* BEGIN Available data *

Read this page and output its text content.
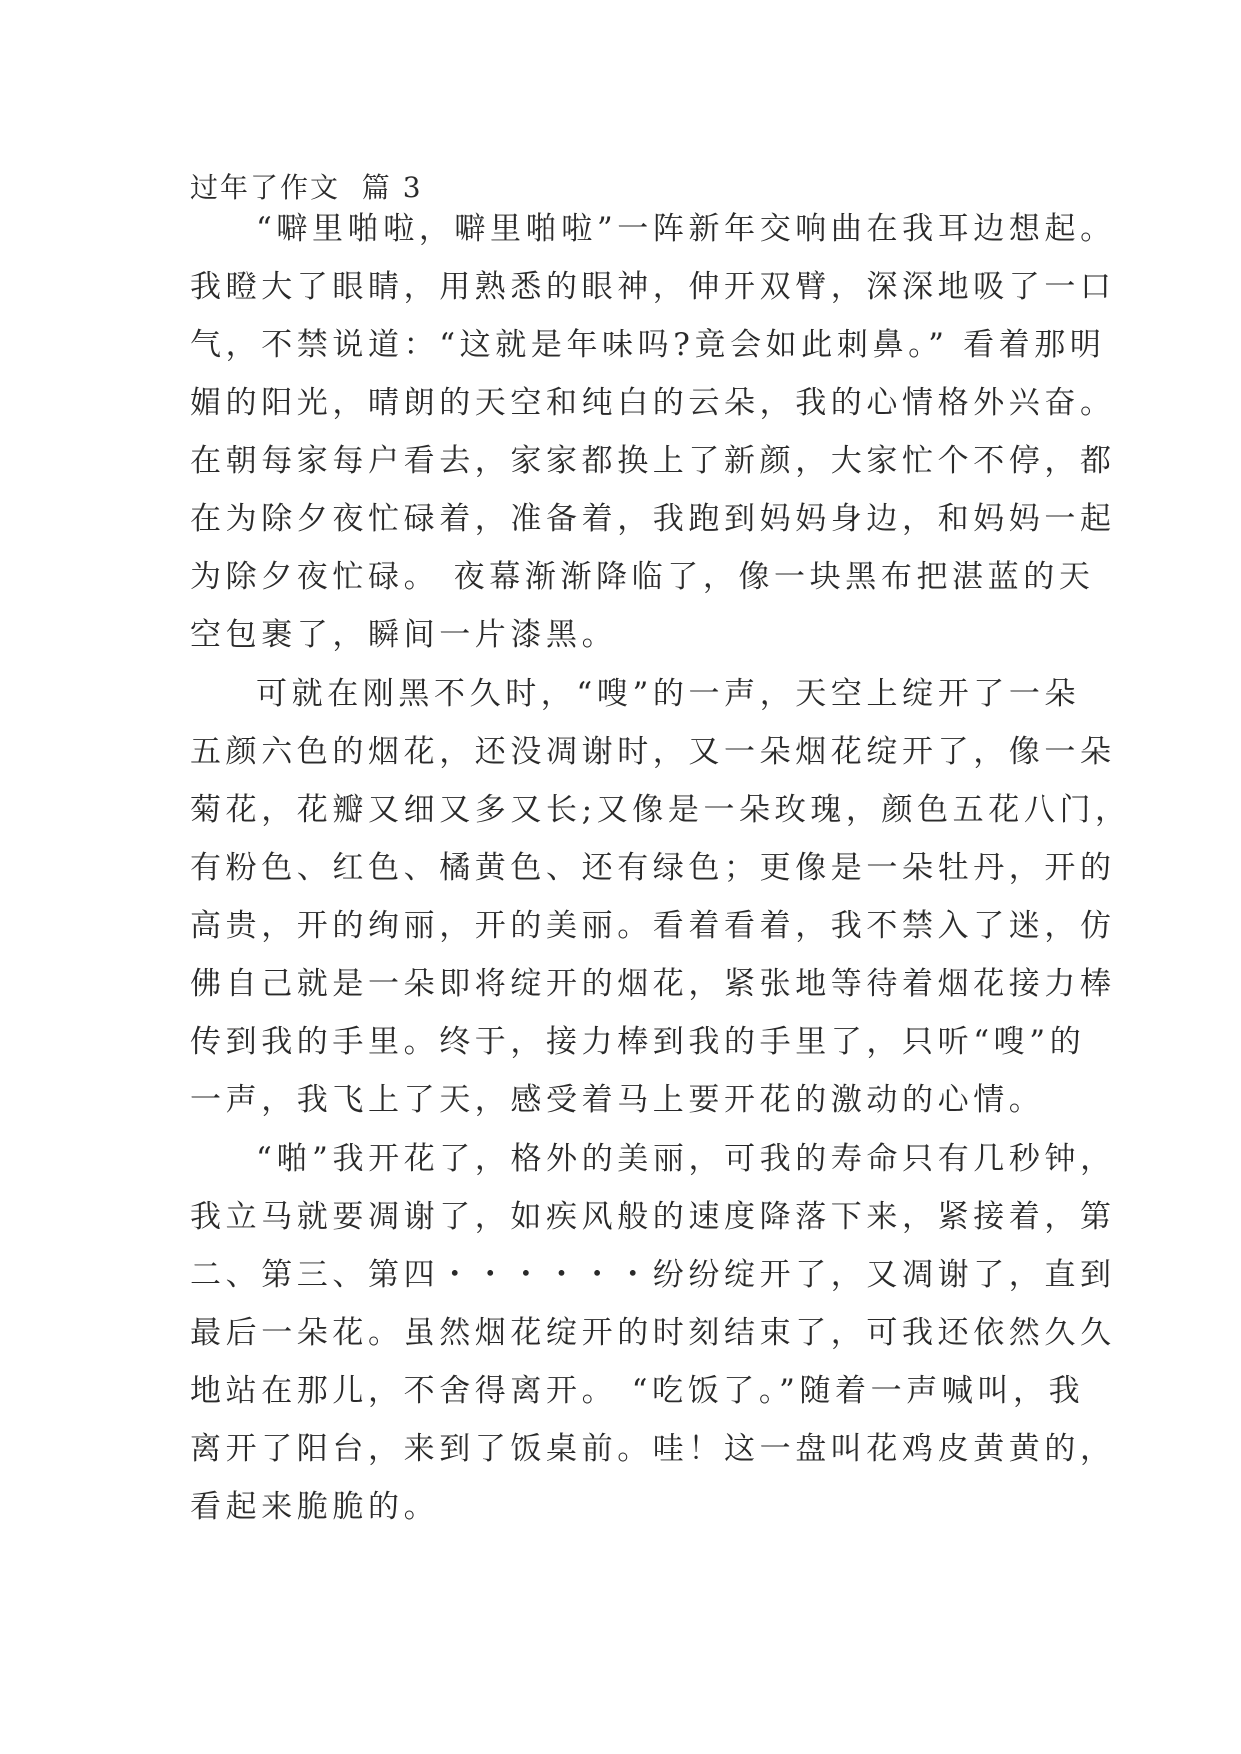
过年了作文  篇 3
“噼里啪啦，噼里啪啦”一阵新年交响曲在我耳边想起。
我瞪大了眼睛，用熟悉的眼神，伸开双臂，深深地吸了一口
气，不禁说道：“这就是年味吗?竟会如此刺鼻。” 看着那明
媚的阳光，晴朗的天空和纯白的云朵，我的心情格外兴奋。
在朝每家每户看去，家家都换上了新颜，大家忙个不停，都
在为除夕夜忙碌着，准备着，我跑到妈妈身边，和妈妈一起
为除夕夜忙碌。 夜幕渐渐降临了，像一块黑布把湛蓝的天
空包裹了，瞬间一片漆黑。
可就在刚黑不久时，“嗖”的一声，天空上绽开了一朵
五颜六色的烟花，还没凋谢时，又一朵烟花绽开了，像一朵
菊花，花瓣又细又多又长;又像是一朵玫瑰，颜色五花八门，
有粉色、红色、橘黄色、还有绿色；更像是一朵牡丹，开的
高贵，开的绚丽，开的美丽。看着看着，我不禁入了迷，仿
佛自己就是一朵即将绽开的烟花，紧张地等待着烟花接力棒
传到我的手里。终于，接力棒到我的手里了，只听“嗖”的
一声，我飞上了天，感受着马上要开花的激动的心情。
“啪”我开花了，格外的美丽，可我的寿命只有几秒钟，
我立马就要凋谢了，如疾风般的速度降落下来，紧接着，第
二、第三、第四・・・・・・纷纷绽开了，又凋谢了，直到
最后一朵花。虽然烟花绽开的时刻结束了，可我还依然久久
地站在那儿，不舍得离开。 “吃饭了。”随着一声喊叫，我
离开了阳台，来到了饭桌前。哇！这一盘叫花鸡皮黄黄的，
看起来脆脆的。
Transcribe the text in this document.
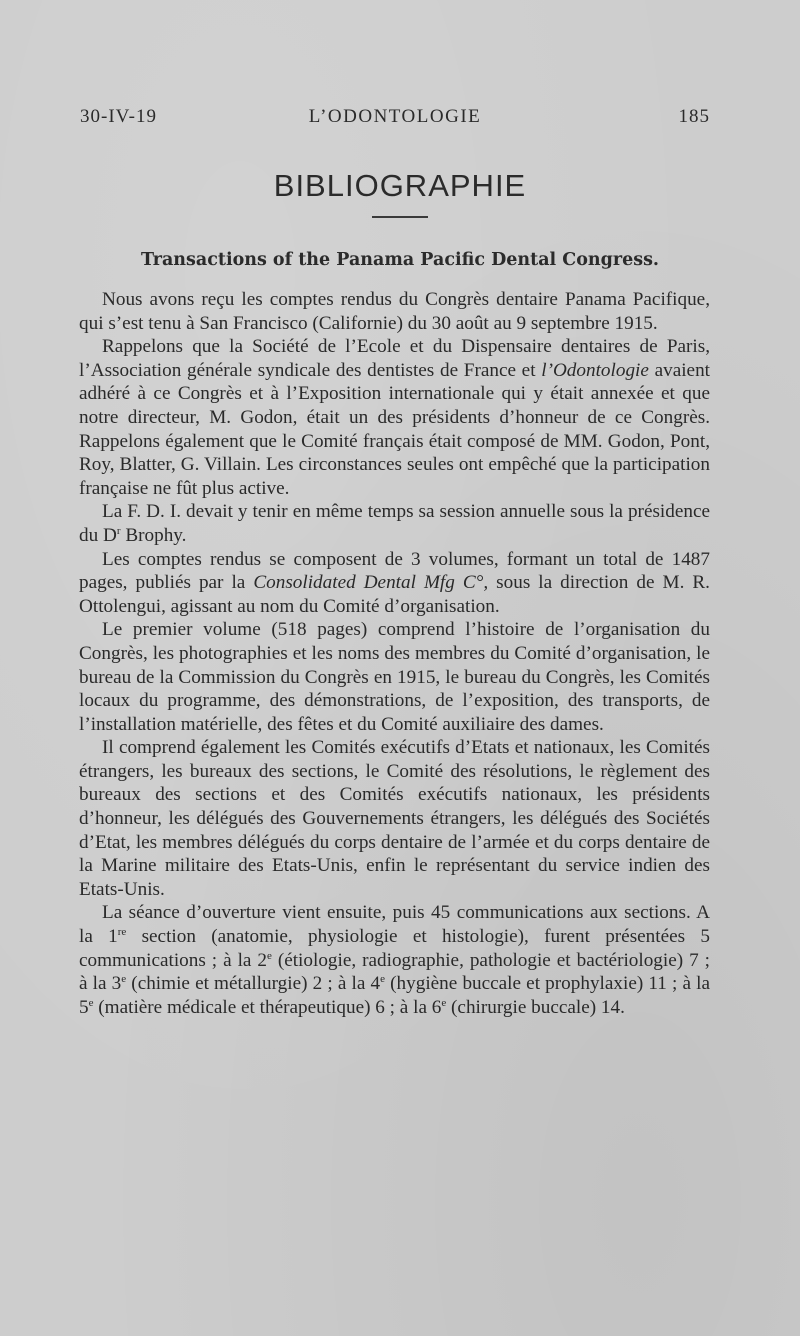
30-IV-19	L’ODONTOLOGIE	185
BIBLIOGRAPHIE
Transactions of the Panama Pacific Dental Congress.

Nous avons reçu les comptes rendus du Congrès dentaire Panama Pacifique, qui s’est tenu à San Francisco (Californie) du 30 août au 9 septembre 1915.

Rappelons que la Société de l’Ecole et du Dispensaire dentaires de Paris, l’Association générale syndicale des dentistes de France et l’Odontologie avaient adhéré à ce Congrès et à l’Exposition internationale qui y était annexée et que notre directeur, M. Godon, était un des présidents d’honneur de ce Congrès. Rappelons également que le Comité français était composé de MM. Godon, Pont, Roy, Blatter, G. Villain. Les circonstances seules ont empêché que la participation française ne fût plus active.

La F. D. I. devait y tenir en même temps sa session annuelle sous la présidence du $D^r$ Brophy.

Les comptes rendus se composent de 3 volumes, formant un total de 1487 pages, publiés par la Consolidated Dental Mfg C°, sous la direction de M. R. Ottolengui, agissant au nom du Comité d’organisation.

Le premier volume (518 pages) comprend l’histoire de l’organisation du Congrès, les photographies et les noms des membres du Comité d’organisation, le bureau de la Commission du Congrès en 1915, le bureau du Congrès, les Comités locaux du programme, des démonstrations, de l’exposition, des transports, de l’installation matérielle, des fêtes et du Comité auxiliaire des dames.

Il comprend également les Comités exécutifs d’Etats et nationaux, les Comités étrangers, les bureaux des sections, le Comité des résolutions, le règlement des bureaux des sections et des Comités exécutifs nationaux, les présidents d’honneur, les délégués des Gouvernements étrangers, les délégués des Sociétés d’Etat, les membres délégués du corps dentaire de l’armée et du corps dentaire de la Marine militaire des Etats-Unis, enfin le représentant du service indien des Etats-Unis.

La séance d’ouverture vient ensuite, puis 45 communications aux sections. A la 1re section (anatomie, physiologie et histologie), furent présentées 5 communications ; à la 2e (étiologie, radiographie, pathologie et bactériologie) 7 ; à la 3e (chimie et métallurgie) 2 ; à la 4e (hygiène buccale et prophylaxie) 11 ; à la 5e (matière médicale et thérapeutique) 6 ; à la 6e (chirurgie buccale) 14.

* END Available data *

**Exercise description:** What is the number of lines that contain "text"? Reply with that number alone.

**The solution:** 2